Exercise: Gather every line that includes the word "Revenue", please.

Data extract:
-=-=-=-=-

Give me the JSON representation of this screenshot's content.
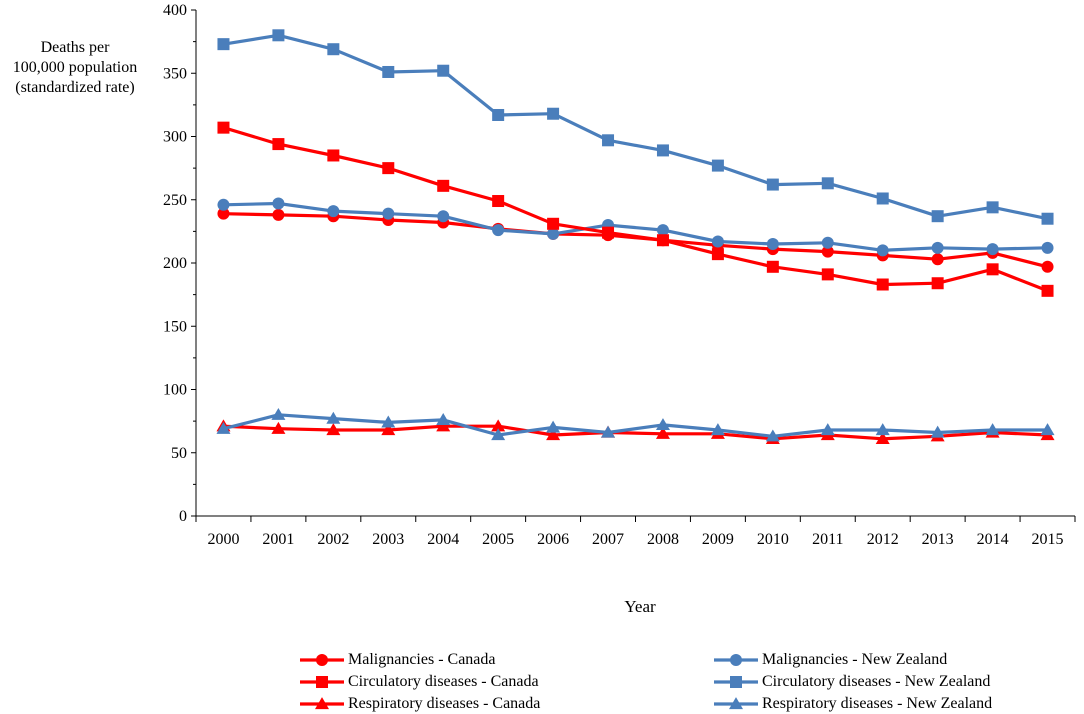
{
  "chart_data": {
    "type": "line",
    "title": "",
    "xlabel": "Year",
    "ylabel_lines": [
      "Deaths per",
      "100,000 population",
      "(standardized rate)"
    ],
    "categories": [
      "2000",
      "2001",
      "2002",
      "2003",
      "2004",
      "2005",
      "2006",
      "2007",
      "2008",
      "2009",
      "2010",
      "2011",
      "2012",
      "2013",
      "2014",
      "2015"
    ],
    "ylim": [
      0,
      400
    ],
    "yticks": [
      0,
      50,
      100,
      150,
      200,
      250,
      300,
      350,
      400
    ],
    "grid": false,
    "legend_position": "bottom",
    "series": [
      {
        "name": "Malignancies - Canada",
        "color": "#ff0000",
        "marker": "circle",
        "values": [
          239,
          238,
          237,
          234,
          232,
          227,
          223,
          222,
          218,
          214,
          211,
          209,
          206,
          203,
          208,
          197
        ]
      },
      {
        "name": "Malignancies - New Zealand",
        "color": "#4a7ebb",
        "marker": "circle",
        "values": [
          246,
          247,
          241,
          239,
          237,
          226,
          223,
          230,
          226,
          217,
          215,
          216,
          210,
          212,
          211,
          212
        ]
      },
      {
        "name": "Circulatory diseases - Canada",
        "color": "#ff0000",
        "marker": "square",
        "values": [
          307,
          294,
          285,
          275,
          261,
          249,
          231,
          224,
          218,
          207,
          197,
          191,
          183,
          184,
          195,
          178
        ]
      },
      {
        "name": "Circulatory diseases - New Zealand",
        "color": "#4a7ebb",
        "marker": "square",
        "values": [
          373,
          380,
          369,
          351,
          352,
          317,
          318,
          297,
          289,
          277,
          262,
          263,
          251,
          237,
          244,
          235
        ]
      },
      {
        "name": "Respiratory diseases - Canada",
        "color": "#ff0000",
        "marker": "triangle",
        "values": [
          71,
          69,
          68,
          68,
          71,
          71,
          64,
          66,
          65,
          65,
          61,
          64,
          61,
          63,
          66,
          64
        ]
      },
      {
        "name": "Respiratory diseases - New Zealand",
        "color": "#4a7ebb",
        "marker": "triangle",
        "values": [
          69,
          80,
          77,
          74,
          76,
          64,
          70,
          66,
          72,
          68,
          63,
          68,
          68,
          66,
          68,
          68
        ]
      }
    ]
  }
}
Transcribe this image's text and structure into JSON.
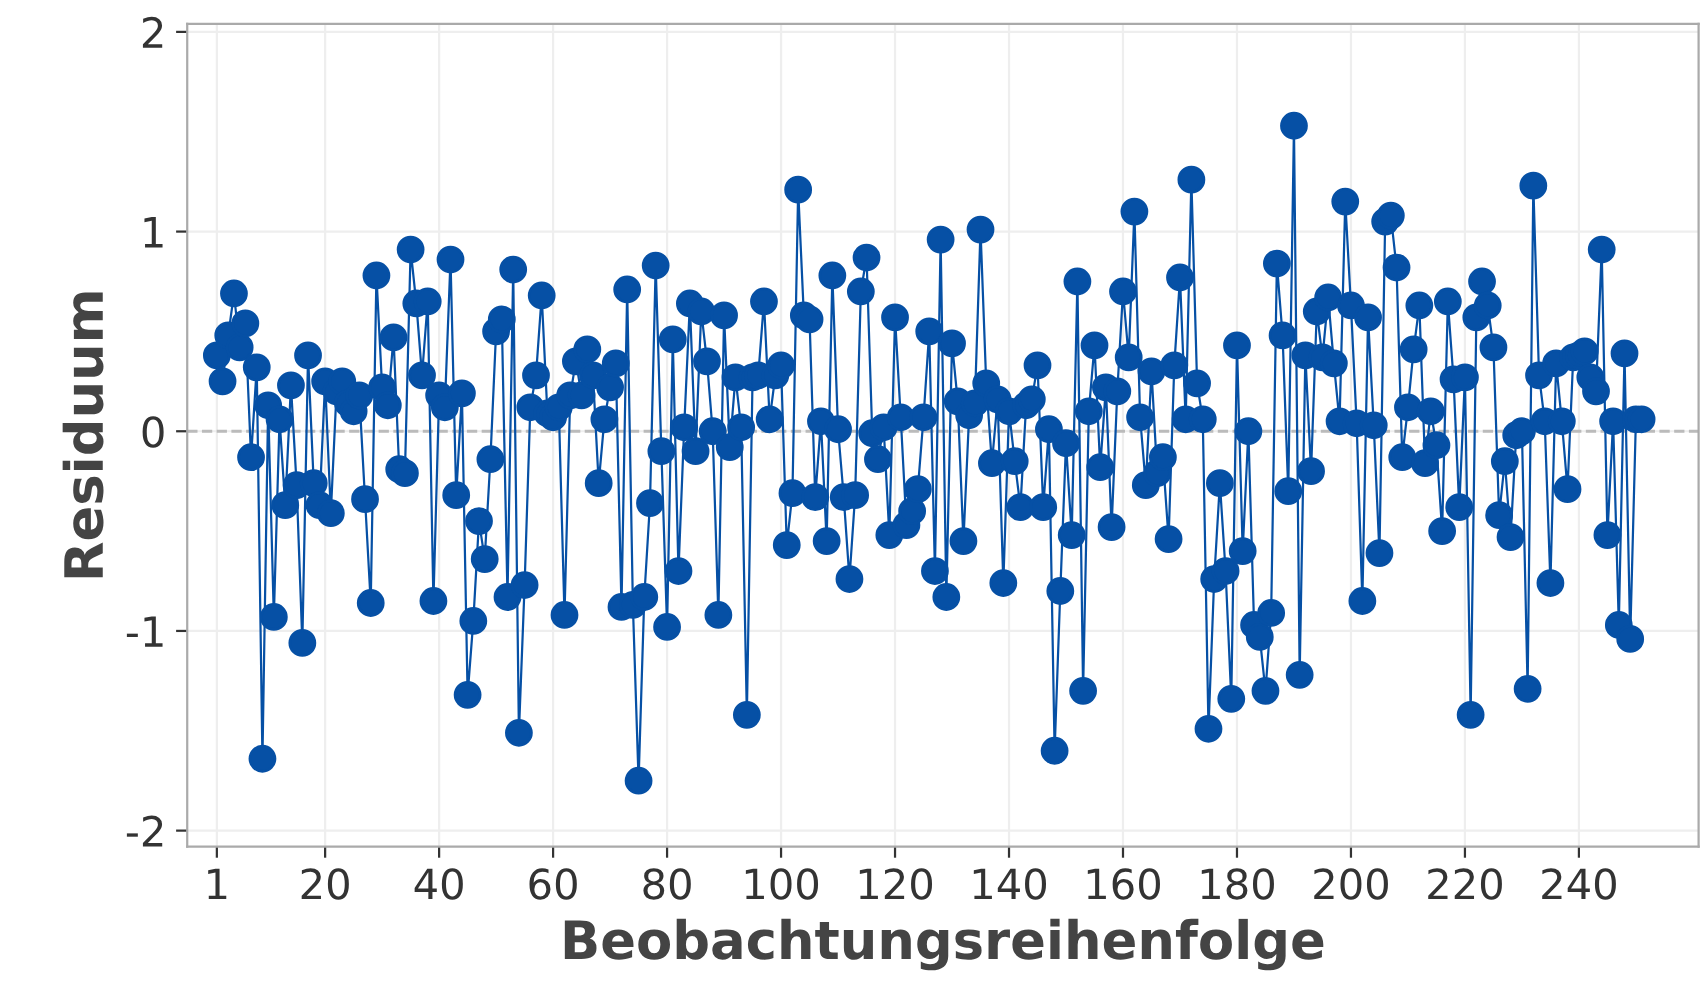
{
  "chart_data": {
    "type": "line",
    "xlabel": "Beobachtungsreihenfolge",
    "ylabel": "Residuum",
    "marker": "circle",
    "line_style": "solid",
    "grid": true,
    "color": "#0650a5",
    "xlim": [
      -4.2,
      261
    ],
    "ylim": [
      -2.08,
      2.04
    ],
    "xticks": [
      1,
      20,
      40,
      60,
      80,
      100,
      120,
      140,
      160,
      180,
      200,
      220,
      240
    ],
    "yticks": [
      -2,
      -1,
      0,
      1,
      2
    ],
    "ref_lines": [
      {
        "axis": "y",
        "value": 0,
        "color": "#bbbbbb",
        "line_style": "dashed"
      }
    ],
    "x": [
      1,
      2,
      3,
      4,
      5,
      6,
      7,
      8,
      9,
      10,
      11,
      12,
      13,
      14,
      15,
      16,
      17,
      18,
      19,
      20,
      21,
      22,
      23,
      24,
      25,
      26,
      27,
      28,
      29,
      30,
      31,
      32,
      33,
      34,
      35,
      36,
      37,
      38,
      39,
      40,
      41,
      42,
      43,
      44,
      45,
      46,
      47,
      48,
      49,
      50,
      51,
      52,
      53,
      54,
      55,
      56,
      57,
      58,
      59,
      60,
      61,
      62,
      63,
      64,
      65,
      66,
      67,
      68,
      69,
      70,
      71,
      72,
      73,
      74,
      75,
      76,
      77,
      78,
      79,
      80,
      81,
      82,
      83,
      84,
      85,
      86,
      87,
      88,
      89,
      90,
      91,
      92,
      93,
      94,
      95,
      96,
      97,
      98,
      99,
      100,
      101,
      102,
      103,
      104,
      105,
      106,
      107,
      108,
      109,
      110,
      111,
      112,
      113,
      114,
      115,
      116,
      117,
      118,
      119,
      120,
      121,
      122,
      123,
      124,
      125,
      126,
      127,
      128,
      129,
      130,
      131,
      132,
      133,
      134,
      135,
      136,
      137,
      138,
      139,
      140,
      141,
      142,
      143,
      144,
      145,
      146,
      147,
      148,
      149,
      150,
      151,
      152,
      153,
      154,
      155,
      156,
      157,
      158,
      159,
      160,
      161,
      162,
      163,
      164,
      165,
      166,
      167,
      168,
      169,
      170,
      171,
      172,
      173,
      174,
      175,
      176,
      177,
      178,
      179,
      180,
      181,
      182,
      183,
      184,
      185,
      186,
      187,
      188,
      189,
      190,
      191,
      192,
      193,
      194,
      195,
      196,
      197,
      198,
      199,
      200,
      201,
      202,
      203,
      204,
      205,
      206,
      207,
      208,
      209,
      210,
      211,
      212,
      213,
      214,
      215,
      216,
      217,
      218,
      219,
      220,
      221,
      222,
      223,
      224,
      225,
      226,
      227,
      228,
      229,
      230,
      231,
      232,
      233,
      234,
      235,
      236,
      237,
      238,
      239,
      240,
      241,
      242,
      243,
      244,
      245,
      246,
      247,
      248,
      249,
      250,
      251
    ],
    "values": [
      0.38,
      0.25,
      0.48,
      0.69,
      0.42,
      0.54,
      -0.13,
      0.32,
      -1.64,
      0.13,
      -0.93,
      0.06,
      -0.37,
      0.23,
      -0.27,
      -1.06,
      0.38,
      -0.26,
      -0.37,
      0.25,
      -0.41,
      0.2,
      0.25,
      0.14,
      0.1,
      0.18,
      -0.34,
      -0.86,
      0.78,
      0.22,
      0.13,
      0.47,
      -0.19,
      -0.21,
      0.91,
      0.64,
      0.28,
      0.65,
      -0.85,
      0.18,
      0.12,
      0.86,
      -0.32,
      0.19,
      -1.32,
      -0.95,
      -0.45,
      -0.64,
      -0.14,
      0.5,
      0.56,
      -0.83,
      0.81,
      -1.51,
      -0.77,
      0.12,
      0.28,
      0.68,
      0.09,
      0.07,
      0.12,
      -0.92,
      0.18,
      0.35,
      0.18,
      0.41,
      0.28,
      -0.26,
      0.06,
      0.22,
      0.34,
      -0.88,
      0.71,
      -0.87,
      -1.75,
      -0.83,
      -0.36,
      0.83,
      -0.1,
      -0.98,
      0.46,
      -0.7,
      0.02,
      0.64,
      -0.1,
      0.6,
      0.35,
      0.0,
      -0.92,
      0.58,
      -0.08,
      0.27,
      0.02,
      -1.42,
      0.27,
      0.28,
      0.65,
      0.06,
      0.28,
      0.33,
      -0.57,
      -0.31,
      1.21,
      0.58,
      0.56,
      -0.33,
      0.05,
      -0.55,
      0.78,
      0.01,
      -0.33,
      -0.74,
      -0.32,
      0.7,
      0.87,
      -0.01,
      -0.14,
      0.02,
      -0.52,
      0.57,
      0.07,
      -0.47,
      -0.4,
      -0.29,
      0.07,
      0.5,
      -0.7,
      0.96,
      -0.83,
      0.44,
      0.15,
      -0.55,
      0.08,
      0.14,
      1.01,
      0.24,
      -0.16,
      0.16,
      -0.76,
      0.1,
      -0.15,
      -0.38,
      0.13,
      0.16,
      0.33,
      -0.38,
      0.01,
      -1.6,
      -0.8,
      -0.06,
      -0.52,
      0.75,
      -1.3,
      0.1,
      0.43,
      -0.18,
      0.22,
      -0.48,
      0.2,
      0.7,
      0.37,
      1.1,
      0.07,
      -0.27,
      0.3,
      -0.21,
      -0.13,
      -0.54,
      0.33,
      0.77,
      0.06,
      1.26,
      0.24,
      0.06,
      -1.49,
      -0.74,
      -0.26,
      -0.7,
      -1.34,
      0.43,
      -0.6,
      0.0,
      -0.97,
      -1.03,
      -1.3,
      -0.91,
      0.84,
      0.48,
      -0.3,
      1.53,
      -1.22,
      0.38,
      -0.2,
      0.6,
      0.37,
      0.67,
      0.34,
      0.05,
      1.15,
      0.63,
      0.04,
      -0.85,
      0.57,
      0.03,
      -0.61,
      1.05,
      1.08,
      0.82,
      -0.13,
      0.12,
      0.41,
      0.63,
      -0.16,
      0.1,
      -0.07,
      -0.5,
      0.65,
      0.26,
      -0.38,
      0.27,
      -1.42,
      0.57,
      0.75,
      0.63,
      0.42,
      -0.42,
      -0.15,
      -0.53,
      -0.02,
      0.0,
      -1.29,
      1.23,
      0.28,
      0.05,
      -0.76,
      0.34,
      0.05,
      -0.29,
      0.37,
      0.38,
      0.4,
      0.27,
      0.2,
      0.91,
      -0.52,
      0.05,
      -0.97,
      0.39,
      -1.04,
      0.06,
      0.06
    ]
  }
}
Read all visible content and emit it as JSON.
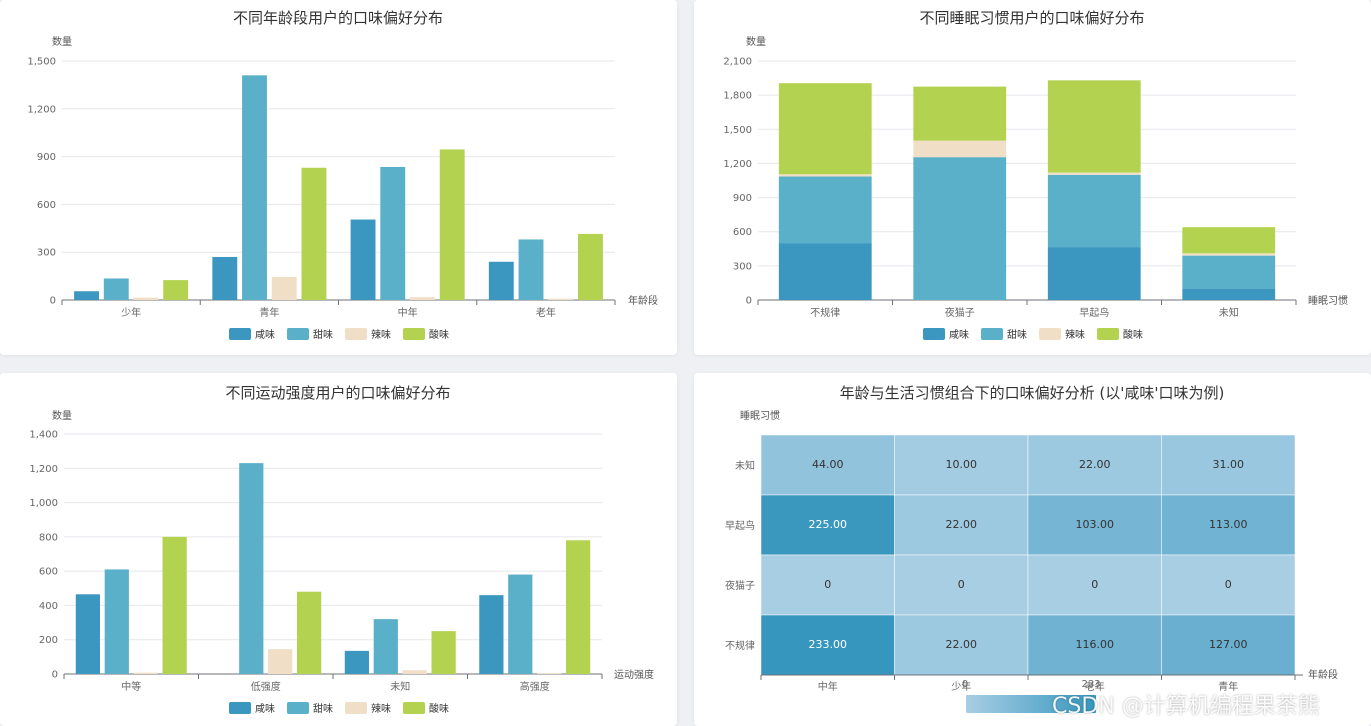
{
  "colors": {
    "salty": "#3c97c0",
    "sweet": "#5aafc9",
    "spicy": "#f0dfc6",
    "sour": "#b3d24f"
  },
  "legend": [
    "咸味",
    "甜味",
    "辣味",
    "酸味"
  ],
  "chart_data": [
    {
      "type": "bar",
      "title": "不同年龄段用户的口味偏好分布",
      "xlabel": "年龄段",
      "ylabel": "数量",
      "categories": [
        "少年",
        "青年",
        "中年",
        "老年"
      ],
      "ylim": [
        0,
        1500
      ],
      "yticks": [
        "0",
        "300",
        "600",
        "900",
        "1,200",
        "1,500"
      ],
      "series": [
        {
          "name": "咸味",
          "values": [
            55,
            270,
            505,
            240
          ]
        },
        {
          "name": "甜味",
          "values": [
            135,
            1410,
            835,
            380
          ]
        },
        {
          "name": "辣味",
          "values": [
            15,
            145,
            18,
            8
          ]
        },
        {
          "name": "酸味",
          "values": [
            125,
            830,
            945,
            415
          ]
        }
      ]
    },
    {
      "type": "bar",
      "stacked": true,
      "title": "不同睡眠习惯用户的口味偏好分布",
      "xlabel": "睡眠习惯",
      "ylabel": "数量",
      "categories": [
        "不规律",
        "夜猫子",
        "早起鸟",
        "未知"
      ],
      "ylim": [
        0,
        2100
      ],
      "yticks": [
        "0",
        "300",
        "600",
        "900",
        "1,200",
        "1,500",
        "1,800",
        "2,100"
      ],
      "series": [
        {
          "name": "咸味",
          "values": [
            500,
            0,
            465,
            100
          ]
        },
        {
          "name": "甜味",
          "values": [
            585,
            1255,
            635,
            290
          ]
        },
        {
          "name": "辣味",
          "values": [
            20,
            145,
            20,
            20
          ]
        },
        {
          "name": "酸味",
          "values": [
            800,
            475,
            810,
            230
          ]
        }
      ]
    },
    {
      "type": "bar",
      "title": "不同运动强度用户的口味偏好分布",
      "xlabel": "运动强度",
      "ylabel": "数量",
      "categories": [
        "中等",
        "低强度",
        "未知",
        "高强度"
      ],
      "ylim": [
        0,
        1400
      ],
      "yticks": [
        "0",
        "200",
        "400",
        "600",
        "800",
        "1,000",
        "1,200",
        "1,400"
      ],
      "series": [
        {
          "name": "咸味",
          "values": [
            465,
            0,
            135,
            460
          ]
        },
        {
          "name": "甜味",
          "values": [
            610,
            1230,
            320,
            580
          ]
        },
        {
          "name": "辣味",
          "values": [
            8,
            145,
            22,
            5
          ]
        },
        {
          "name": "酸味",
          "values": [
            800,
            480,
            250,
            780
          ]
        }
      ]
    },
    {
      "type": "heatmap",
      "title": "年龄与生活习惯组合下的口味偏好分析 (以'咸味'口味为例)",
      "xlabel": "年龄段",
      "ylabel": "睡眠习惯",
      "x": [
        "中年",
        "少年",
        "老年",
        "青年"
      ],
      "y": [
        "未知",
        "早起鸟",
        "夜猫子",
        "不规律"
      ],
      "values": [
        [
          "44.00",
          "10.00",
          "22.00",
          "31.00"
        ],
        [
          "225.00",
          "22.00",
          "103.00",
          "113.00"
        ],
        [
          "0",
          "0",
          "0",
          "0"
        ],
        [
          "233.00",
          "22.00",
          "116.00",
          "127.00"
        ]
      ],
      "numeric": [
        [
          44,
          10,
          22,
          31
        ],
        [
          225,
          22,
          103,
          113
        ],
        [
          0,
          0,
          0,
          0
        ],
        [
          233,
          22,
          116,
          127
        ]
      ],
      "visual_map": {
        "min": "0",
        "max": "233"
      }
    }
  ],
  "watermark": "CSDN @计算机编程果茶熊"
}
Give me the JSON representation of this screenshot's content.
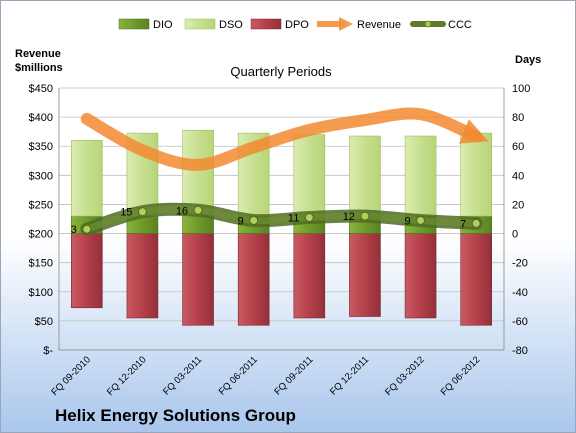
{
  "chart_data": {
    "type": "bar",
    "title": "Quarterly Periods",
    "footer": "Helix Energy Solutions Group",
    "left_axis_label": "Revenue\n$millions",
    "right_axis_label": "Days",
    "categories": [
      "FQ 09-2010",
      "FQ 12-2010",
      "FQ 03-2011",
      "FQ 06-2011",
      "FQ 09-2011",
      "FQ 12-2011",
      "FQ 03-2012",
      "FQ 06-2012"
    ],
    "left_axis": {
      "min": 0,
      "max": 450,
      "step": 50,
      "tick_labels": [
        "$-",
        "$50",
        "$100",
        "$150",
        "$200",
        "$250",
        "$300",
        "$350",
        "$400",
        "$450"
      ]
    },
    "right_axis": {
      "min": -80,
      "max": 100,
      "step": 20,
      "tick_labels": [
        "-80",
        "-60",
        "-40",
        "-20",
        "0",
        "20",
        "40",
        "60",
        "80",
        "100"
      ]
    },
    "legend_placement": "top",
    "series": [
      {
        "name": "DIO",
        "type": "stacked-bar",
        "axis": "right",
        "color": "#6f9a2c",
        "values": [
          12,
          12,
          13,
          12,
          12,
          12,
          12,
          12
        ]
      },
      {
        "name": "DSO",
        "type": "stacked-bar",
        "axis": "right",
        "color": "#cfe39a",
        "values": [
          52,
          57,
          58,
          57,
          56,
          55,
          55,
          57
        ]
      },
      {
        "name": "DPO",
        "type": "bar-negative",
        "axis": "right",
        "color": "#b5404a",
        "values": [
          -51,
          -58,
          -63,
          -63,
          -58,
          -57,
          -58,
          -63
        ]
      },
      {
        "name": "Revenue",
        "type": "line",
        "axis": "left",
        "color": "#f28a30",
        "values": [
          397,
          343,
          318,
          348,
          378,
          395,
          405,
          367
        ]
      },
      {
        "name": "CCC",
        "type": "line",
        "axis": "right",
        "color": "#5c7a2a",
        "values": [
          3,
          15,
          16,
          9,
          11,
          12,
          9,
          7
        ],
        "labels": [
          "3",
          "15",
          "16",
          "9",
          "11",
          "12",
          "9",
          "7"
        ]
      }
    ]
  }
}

-=-=-=-=-

Full response:
    "left_axis_label": "Revenue\n$millions",
        "name": "Revenue",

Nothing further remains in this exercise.